(begin)

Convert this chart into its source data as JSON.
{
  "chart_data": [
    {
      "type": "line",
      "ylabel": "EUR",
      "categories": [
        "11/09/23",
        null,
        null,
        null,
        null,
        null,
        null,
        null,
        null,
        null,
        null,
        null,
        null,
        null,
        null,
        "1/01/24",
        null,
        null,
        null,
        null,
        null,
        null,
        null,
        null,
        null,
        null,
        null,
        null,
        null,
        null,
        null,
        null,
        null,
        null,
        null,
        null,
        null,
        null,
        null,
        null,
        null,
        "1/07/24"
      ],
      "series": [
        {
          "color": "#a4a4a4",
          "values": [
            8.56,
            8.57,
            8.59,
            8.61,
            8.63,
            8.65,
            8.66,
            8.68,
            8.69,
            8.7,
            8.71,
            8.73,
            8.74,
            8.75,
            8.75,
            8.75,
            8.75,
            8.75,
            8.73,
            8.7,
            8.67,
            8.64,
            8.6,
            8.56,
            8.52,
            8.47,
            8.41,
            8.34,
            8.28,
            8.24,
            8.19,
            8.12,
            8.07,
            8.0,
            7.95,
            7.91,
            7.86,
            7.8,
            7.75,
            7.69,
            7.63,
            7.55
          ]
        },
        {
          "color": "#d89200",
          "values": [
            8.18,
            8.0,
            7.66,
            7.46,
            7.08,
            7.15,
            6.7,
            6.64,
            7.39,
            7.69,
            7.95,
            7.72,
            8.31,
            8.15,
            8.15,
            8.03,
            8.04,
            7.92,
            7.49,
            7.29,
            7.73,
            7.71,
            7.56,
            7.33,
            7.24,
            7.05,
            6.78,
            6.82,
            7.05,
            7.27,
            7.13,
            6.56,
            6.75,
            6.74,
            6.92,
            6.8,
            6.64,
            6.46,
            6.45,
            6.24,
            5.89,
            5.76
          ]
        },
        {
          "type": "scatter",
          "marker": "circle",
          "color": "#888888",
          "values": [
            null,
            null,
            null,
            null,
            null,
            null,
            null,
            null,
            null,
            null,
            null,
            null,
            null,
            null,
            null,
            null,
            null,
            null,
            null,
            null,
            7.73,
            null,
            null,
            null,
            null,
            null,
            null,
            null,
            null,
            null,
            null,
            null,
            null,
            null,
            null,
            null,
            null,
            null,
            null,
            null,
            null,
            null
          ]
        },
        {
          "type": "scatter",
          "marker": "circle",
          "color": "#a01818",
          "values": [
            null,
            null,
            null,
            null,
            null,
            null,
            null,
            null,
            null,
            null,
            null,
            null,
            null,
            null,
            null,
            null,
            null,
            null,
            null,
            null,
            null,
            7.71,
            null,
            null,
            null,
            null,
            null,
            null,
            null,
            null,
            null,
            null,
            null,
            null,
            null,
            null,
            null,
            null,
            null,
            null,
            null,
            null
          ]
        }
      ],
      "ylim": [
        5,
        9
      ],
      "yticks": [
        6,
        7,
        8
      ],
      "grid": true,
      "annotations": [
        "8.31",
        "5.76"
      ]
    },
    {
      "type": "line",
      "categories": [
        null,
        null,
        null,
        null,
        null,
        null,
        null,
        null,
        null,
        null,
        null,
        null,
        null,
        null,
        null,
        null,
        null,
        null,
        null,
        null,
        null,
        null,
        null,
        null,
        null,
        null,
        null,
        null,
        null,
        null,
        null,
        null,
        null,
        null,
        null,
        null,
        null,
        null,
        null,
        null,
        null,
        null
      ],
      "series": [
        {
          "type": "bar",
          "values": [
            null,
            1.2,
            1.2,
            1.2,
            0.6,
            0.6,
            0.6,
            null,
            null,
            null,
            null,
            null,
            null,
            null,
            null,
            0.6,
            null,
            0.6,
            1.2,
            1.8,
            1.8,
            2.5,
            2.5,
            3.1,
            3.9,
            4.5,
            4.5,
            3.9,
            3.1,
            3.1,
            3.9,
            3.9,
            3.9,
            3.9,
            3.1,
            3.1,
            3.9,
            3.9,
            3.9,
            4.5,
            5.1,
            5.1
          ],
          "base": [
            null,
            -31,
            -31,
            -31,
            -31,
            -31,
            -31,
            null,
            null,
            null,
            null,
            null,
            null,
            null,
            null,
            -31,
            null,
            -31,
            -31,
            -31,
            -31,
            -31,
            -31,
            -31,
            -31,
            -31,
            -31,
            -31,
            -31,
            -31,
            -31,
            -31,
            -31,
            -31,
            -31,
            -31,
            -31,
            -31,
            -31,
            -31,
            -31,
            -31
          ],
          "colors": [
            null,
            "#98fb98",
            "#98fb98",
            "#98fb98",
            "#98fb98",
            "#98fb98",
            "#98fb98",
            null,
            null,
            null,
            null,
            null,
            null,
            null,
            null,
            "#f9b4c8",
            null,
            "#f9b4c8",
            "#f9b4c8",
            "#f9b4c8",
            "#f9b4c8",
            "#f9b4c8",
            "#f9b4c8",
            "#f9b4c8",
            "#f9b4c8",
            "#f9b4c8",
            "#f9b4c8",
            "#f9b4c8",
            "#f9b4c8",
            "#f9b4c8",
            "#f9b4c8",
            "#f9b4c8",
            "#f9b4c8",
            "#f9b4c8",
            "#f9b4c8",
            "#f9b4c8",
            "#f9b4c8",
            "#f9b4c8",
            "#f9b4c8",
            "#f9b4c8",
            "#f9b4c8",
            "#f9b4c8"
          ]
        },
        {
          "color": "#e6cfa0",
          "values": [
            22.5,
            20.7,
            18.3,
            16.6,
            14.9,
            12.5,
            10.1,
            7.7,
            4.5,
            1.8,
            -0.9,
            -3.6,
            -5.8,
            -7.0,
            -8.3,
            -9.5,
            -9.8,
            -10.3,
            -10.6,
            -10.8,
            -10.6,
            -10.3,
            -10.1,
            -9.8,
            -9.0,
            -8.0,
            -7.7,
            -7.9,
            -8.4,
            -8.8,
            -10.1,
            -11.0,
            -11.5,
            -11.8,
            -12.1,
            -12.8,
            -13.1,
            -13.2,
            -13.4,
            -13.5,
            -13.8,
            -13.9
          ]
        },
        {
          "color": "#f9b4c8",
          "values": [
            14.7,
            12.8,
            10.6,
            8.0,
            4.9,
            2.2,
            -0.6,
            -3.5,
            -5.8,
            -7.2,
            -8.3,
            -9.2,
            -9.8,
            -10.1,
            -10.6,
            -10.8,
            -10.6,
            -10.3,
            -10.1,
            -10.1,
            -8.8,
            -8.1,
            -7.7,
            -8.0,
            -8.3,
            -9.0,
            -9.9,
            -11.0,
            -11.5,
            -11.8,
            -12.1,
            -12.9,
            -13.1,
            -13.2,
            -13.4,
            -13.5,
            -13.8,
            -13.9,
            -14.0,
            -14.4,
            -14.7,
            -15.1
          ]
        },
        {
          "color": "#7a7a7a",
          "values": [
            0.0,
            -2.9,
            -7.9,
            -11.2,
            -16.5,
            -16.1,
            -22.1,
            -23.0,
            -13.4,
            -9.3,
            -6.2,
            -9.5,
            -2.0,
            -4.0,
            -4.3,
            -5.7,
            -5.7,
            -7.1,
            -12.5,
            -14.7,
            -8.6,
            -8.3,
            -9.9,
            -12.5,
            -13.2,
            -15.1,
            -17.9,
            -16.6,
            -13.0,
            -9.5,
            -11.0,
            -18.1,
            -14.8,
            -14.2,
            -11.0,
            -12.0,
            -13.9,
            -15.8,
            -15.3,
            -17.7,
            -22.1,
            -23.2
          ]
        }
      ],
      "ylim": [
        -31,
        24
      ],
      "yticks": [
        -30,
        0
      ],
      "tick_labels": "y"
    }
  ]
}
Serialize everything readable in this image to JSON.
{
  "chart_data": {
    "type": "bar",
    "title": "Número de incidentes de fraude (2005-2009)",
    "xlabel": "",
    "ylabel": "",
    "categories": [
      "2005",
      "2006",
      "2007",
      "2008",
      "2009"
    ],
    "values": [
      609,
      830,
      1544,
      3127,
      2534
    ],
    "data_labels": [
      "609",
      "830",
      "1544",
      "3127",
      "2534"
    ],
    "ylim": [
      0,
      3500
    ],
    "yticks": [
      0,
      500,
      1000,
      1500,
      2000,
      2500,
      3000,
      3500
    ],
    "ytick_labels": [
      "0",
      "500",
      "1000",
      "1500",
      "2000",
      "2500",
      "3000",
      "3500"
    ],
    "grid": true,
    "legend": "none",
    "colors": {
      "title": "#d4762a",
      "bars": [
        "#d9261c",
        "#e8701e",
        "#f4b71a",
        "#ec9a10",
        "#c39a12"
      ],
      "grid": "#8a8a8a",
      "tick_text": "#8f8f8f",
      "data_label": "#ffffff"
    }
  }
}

(end)

TASK TO CARRY OUT: Each line from the one containing "Serialize everything readable" to the end of the listing above should be copied exactly, and nothing else.

RESULT OF THIS TASK:
Serialize everything readable in this image to JSON.
{
  "chart_data": {
    "type": "bar",
    "title": "Número de incidentes de fraude (2005-2009)",
    "xlabel": "",
    "ylabel": "",
    "categories": [
      "2005",
      "2006",
      "2007",
      "2008",
      "2009"
    ],
    "values": [
      609,
      830,
      1544,
      3127,
      2534
    ],
    "data_labels": [
      "609",
      "830",
      "1544",
      "3127",
      "2534"
    ],
    "ylim": [
      0,
      3500
    ],
    "yticks": [
      0,
      500,
      1000,
      1500,
      2000,
      2500,
      3000,
      3500
    ],
    "ytick_labels": [
      "0",
      "500",
      "1000",
      "1500",
      "2000",
      "2500",
      "3000",
      "3500"
    ],
    "grid": true,
    "legend": "none",
    "colors": {
      "title": "#d4762a",
      "bars": [
        "#d9261c",
        "#e8701e",
        "#f4b71a",
        "#ec9a10",
        "#c39a12"
      ],
      "grid": "#8a8a8a",
      "tick_text": "#8f8f8f",
      "data_label": "#ffffff"
    }
  }
}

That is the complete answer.